For more perspective on Jay-Z’s latest release—available on iTunes and through Jay-Z’s music-subscription service Tidal—and the current state of the hip-hop landscape, we spoke to media and screen studies professor Murray Forman, who’s been studying hip-hop culture for more than 20 years.
What are your thoughts about the album, particularly of Jay-Z critiquing the younger generation of hip-hop through some of his lyrics?
Jay-Z is an interesting character in all kinds of ways. He’s been in the rap game for 20 years. We’ve really had the opportunity to see him come of age. I would say his most important transition in life is not just his marriage to Beyoncé, but also becoming a father. This album reflects that transition. It’s a different identity for a hip-hop head like Jay-Z—and it comes with a different set of responsibilities. It’s a new kind of statement from a man approaching 50 years of age, and Jay’s trying to make sense of that. We’re seeing more and more of that in hip-hop.

(Dataset entries)
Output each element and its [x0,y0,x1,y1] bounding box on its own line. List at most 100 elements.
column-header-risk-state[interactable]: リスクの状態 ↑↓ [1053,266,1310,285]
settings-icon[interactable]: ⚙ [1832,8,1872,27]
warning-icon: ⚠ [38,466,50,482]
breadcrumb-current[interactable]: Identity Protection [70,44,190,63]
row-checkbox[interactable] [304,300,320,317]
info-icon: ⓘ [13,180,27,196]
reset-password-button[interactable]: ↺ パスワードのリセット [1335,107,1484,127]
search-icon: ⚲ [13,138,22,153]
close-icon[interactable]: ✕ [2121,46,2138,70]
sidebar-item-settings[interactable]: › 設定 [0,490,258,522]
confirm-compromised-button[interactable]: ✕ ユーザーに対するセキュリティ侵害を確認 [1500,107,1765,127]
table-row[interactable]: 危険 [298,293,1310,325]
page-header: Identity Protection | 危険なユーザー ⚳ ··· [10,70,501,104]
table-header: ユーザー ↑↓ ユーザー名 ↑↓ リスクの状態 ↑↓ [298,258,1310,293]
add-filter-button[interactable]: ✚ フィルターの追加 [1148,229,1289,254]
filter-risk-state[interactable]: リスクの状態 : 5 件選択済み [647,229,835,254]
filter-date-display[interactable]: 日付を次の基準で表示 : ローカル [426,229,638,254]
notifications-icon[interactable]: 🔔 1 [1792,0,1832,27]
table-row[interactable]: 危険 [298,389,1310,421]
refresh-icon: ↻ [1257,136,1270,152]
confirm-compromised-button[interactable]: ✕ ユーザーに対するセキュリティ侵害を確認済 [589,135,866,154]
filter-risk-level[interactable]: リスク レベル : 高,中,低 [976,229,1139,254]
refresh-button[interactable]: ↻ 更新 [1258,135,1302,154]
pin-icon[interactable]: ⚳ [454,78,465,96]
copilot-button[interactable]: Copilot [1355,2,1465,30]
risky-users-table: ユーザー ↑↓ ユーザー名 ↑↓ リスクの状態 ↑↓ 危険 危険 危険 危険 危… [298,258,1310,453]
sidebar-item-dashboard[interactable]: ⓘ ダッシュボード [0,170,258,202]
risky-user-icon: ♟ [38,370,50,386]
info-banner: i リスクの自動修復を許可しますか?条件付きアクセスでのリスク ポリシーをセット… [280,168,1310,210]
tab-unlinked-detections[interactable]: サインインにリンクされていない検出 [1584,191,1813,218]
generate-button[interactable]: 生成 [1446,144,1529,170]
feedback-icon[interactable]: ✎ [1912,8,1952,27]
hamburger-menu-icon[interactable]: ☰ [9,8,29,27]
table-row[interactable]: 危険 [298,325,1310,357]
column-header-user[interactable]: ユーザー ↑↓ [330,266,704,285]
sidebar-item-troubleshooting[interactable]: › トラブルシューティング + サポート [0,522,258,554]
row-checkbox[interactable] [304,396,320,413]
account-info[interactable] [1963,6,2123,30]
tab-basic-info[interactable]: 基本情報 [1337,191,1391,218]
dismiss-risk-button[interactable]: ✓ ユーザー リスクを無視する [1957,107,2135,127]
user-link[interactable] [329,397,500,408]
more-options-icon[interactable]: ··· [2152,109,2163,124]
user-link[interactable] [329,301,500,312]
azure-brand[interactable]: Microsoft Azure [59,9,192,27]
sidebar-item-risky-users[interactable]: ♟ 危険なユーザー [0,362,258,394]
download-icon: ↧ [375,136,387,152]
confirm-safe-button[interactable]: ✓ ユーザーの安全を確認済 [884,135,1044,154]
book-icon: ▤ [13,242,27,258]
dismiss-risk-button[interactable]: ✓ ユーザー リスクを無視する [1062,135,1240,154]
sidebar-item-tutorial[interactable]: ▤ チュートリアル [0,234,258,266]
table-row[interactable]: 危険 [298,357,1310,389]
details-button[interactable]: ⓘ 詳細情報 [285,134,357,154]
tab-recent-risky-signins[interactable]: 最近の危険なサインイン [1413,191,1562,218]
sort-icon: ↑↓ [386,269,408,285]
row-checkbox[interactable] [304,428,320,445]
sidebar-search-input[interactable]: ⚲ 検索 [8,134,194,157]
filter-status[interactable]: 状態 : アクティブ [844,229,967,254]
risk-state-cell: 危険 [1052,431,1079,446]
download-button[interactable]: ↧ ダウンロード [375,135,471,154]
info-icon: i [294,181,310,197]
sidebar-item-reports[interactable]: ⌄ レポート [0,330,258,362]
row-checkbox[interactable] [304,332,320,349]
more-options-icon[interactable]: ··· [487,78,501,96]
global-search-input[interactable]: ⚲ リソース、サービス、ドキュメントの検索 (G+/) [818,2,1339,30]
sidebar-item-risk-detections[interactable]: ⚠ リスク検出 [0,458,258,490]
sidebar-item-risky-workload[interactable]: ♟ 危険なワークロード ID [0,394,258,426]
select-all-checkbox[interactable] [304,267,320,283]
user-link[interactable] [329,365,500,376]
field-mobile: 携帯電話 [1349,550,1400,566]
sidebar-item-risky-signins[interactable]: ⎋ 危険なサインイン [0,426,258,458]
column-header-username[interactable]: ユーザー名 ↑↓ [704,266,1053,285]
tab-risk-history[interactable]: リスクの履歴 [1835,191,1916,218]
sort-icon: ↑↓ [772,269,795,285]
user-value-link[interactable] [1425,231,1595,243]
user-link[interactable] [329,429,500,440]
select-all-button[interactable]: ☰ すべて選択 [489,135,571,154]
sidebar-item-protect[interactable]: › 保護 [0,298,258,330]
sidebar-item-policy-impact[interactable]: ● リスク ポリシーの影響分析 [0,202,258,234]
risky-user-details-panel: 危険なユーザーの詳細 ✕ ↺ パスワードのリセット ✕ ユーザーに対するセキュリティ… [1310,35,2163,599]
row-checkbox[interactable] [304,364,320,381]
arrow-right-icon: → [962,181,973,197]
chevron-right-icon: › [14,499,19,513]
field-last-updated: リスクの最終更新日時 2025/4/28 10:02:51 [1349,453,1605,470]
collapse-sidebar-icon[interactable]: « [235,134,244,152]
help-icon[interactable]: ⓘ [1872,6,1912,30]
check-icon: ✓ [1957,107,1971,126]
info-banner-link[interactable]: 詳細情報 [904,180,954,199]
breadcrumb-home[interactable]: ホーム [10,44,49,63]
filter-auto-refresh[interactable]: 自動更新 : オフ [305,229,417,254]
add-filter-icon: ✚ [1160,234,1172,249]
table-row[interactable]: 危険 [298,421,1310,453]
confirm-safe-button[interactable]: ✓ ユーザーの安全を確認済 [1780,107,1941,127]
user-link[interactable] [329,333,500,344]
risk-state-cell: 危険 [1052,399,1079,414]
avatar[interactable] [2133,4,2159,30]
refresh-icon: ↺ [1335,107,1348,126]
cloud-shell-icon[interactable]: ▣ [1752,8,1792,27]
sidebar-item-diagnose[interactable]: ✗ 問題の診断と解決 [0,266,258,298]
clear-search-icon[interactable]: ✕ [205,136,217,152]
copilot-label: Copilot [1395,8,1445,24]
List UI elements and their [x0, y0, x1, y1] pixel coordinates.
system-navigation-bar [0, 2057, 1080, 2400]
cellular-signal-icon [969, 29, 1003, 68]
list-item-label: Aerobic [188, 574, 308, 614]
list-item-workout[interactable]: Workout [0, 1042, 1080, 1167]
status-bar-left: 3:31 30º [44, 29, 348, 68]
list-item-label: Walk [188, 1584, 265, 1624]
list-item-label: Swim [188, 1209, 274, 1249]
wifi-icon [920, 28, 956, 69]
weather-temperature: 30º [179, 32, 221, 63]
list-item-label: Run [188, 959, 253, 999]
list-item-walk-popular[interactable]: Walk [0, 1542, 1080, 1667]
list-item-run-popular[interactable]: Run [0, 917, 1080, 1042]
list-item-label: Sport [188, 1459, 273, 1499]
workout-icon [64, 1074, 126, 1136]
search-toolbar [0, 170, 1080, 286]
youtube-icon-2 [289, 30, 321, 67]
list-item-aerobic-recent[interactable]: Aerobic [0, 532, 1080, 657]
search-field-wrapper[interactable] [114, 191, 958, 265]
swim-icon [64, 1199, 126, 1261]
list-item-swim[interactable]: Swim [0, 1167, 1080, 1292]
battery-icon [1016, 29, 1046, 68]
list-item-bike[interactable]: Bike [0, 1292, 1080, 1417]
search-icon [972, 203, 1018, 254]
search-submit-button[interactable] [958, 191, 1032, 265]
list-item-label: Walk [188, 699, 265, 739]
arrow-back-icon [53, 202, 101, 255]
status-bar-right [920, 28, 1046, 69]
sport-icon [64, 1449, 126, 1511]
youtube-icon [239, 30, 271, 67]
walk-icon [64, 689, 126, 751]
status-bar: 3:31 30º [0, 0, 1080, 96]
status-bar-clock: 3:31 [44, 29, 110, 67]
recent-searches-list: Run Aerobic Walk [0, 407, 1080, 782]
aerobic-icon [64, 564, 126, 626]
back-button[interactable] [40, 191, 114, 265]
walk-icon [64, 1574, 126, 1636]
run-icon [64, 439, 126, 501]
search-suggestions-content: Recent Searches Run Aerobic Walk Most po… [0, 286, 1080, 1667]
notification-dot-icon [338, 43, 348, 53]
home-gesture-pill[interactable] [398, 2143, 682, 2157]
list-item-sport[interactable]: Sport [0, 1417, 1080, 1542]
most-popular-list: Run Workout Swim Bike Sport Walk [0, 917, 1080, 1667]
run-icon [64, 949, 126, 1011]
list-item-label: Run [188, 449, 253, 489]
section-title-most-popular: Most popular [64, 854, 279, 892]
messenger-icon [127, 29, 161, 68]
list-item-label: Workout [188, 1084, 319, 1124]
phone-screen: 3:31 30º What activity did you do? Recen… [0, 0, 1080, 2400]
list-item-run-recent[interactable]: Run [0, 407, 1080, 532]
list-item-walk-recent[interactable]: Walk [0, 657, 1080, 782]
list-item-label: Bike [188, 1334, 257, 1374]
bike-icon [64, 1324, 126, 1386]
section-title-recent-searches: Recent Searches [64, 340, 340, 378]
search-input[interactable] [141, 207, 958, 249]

→ Task A
Edit the listing, starting at its first line and stopping after the line that contains "row-checkbox[interactable] [304,396,320,413]": replace every occurrence of "table-row" with "grid-row" and leave everything else unchanged.
→ Task B
Proceed with the interview about Jay-Z's album, picking up after its final sentence.
The interview excerpt and the listing come from unrelated sources.

→ Exercise result A
Output each element and its [x0,y0,x1,y1] bounding box on its own line. List at most 100 elements.
column-header-risk-state[interactable]: リスクの状態 ↑↓ [1053,266,1310,285]
settings-icon[interactable]: ⚙ [1832,8,1872,27]
warning-icon: ⚠ [38,466,50,482]
breadcrumb-current[interactable]: Identity Protection [70,44,190,63]
row-checkbox[interactable] [304,300,320,317]
info-icon: ⓘ [13,180,27,196]
reset-password-button[interactable]: ↺ パスワードのリセット [1335,107,1484,127]
search-icon: ⚲ [13,138,22,153]
close-icon[interactable]: ✕ [2121,46,2138,70]
sidebar-item-settings[interactable]: › 設定 [0,490,258,522]
confirm-compromised-button[interactable]: ✕ ユーザーに対するセキュリティ侵害を確認 [1500,107,1765,127]
grid-row[interactable]: 危険 [298,293,1310,325]
page-header: Identity Protection | 危険なユーザー ⚳ ··· [10,70,501,104]
table-header: ユーザー ↑↓ ユーザー名 ↑↓ リスクの状態 ↑↓ [298,258,1310,293]
add-filter-button[interactable]: ✚ フィルターの追加 [1148,229,1289,254]
filter-risk-state[interactable]: リスクの状態 : 5 件選択済み [647,229,835,254]
filter-date-display[interactable]: 日付を次の基準で表示 : ローカル [426,229,638,254]
notifications-icon[interactable]: 🔔 1 [1792,0,1832,27]
grid-row[interactable]: 危険 [298,389,1310,421]
refresh-icon: ↻ [1257,136,1270,152]
confirm-compromised-button[interactable]: ✕ ユーザーに対するセキュリティ侵害を確認済 [589,135,866,154]
filter-risk-level[interactable]: リスク レベル : 高,中,低 [976,229,1139,254]
refresh-button[interactable]: ↻ 更新 [1258,135,1302,154]
pin-icon[interactable]: ⚳ [454,78,465,96]
copilot-button[interactable]: Copilot [1355,2,1465,30]
risky-users-table: ユーザー ↑↓ ユーザー名 ↑↓ リスクの状態 ↑↓ 危険 危険 危険 危険 危… [298,258,1310,453]
sidebar-item-dashboard[interactable]: ⓘ ダッシュボード [0,170,258,202]
risky-user-icon: ♟ [38,370,50,386]
info-banner: i リスクの自動修復を許可しますか?条件付きアクセスでのリスク ポリシーをセット… [280,168,1310,210]
tab-unlinked-detections[interactable]: サインインにリンクされていない検出 [1584,191,1813,218]
generate-button[interactable]: 生成 [1446,144,1529,170]
feedback-icon[interactable]: ✎ [1912,8,1952,27]
hamburger-menu-icon[interactable]: ☰ [9,8,29,27]
grid-row[interactable]: 危険 [298,325,1310,357]
column-header-user[interactable]: ユーザー ↑↓ [330,266,704,285]
sidebar-item-troubleshooting[interactable]: › トラブルシューティング + サポート [0,522,258,554]
row-checkbox[interactable] [304,396,320,413]

→ Exercise result B
It’s a risky business to denigrate the whole younger generation of hip-hop. Jay has to be more specific when criticizing; it’s not good enough to just throw the whole generation under the bus. That being said, we listen and watch with different senses as we get older. On the one hand, it could be a miscomprehension—not fully getting what’s going on with the younger folks. But I don’t think that applies in this case with Jay. On the other hand, it’s about the intensities, emotions, and moods that music delivers. Jay’s 47-year-old self is not going to vibe the same way as Migos, Future, or Desiigner, all much younger artists. I myself started dissing Lil Jon at one point. But a fan in Atlanta told me, “You don’t understand. You need to celebrate life. You may not vibe with this, but when Lil Jon comes on the joint explodes.” This criticism of the younger generation happens throughout history. I very much want to hear what more Jay-Z has to say.
Jay may even be disingenuous to his own self. When “Reasonable Doubt” came out in 1996, people questioned him. Older rappers like Melle Mel were criticizing him at the time. Jay had to go through that. For him to turn around and do that now is a bit disingenuous.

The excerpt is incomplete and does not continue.